## Aim
Which lines include the word "Gymnasium"? Copy each of them.

Extracted records
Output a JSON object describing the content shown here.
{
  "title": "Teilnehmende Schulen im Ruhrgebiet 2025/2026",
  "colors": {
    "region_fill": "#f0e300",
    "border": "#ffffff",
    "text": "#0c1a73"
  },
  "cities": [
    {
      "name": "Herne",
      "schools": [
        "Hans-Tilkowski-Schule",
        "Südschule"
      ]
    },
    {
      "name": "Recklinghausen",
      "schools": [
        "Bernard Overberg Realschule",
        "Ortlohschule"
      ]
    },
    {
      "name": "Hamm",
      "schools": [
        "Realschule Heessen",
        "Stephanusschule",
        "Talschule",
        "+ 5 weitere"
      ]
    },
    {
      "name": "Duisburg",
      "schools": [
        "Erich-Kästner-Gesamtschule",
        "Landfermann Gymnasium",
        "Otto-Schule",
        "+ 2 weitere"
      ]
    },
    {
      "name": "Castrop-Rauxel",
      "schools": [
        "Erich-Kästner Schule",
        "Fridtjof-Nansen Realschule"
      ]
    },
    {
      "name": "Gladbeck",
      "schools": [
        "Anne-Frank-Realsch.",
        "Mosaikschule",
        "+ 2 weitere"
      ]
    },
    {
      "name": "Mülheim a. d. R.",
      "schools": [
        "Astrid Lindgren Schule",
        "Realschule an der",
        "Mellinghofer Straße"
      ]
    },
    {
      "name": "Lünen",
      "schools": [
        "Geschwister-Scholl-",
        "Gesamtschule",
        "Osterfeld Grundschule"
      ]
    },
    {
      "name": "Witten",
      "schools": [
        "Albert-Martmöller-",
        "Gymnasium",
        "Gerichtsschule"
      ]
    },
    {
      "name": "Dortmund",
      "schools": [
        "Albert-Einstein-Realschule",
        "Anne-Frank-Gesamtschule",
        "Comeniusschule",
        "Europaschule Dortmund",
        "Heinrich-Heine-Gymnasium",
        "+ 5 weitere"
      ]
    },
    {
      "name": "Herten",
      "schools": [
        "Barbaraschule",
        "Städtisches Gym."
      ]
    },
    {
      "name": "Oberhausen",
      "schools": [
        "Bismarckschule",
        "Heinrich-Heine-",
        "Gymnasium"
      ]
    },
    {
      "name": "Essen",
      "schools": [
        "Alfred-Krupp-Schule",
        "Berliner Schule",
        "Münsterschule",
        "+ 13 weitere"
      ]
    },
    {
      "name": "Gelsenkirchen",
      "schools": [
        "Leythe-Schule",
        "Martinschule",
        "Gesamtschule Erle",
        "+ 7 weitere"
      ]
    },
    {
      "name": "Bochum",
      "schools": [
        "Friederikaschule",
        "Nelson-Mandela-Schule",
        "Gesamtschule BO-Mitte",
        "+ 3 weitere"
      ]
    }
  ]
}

## Result of the exercise
        "Landfermann Gymnasium",
        "Gymnasium",
        "Heinrich-Heine-Gymnasium",
        "Gymnasium"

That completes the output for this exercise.